Passage »
-*-*-

Readmissions. CMS should consider stating that criteria used by many MA plans to deny coverage and payment for readmissions – whether through denial of prior authorization for the inpatient hospitalization, reduction in the approved level of care to observation, combining an index and subsequent stay into a single admission and single claim, or any other mechanism – can only apply the plain language of CMS rules for repeat admissions such as those at IOM 100-04 Chapter 3 Section 40.2.5: “QIOs may review acute care hospital admissions occurring within 30 days of discharge from an acute care hospital if both hospitals are in the QIO’s jurisdiction and if it appears that the two confinements could be related.  Two separate payments would be made for these cases unless the readmission or preceding admission is denied” interpreted in conjunction with IOM 100-10 Chapter 4 Section 4240:

“Obtain the appropriate medical records for the initial admission and readmission.  Perform case review on both stays.  Analyze the cases specifically to determine whether the patient was prematurely discharged from the first confinement, thus causing readmission.  Perform an analysis of the stay at the first hospital to determine the cause(s) and extent of any problem(s) (e.g., incomplete or substandard treatment).  Consider the information available to the attending physician who discharged the patient from the first confinement.  Do not base a determination of a premature discharge on information that the physician or provider could not have known or events that could not have been anticipated at the time of discharge.

-*-*-

Data for analysis »
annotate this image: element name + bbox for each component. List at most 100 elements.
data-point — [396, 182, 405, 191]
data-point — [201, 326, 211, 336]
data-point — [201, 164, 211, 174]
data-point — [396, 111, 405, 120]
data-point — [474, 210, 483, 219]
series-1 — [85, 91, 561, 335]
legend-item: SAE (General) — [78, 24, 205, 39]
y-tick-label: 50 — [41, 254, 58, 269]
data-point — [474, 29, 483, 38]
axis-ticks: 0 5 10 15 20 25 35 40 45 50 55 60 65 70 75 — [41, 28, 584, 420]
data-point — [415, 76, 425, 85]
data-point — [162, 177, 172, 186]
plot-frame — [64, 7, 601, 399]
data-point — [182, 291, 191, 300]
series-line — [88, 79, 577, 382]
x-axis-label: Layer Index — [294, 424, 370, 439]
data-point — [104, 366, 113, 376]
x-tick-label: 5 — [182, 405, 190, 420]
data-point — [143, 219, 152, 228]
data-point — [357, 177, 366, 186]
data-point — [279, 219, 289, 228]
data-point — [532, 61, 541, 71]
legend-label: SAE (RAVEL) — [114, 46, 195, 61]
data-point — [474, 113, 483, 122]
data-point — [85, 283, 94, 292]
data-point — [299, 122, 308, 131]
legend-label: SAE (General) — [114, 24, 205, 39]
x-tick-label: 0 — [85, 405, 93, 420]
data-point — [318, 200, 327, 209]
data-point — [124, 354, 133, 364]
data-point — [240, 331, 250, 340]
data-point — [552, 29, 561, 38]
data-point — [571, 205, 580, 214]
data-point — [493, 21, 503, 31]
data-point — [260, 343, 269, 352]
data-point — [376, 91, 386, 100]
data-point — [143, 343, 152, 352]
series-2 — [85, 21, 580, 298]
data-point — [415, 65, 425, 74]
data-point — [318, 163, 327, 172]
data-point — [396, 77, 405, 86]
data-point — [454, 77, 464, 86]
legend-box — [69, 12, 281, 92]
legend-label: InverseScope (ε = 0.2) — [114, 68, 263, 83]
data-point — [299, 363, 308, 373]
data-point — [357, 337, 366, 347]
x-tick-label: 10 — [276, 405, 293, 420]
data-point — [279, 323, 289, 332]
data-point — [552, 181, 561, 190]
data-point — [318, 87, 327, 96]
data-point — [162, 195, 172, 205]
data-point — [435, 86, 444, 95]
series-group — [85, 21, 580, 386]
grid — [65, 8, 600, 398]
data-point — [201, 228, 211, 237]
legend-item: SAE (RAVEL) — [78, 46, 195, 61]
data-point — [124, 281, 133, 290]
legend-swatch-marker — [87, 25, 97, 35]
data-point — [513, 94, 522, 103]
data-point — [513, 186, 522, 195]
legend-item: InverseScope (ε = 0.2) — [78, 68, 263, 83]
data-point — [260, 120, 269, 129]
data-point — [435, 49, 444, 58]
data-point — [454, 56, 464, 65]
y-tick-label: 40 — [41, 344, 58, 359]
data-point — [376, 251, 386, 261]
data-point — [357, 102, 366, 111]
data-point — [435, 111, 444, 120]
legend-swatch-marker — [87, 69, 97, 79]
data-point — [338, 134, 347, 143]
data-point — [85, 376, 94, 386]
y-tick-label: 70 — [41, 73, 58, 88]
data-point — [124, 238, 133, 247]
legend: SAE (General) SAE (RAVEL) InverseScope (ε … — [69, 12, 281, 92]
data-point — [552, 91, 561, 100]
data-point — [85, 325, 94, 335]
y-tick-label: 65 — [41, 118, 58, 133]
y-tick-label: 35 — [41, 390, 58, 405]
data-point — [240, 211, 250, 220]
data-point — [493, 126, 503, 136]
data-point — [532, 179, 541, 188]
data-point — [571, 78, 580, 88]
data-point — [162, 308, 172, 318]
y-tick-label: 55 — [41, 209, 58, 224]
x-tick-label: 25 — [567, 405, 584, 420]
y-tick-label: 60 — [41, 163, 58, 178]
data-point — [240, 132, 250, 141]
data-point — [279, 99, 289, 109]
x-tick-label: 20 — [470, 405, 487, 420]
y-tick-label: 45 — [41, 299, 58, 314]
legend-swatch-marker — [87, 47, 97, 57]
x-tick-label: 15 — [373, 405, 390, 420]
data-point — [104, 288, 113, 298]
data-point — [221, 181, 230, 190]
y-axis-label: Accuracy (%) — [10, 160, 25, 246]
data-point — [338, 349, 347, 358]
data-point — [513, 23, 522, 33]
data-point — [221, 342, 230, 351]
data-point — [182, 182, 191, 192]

-*-*-

Return the full readmissions passage word for word. Work from the readmissions passage only, not the records.

Result of this task »
Readmissions. CMS should consider stating that criteria used by many MA plans to deny coverage and payment for readmissions – whether through denial of prior authorization for the inpatient hospitalization, reduction in the approved level of care to observation, combining an index and subsequent stay into a single admission and single claim, or any other mechanism – can only apply the plain language of CMS rules for repeat admissions such as those at IOM 100-04 Chapter 3 Section 40.2.5: “QIOs may review acute care hospital admissions occurring within 30 days of discharge from an acute care hospital if both hospitals are in the QIO’s jurisdiction and if it appears that the two confinements could be related.  Two separate payments would be made for these cases unless the readmission or preceding admission is denied” interpreted in conjunction with IOM 100-10 Chapter 4 Section 4240:

“Obtain the appropriate medical records for the initial admission and readmission.  Perform case review on both stays.  Analyze the cases specifically to determine whether the patient was prematurely discharged from the first confinement, thus causing readmission.  Perform an analysis of the stay at the first hospital to determine the cause(s) and extent of any problem(s) (e.g., incomplete or substandard treatment).  Consider the information available to the attending physician who discharged the patient from the first confinement.  Do not base a determination of a premature discharge on information that the physician or provider could not have known or events that could not have been anticipated at the time of discharge.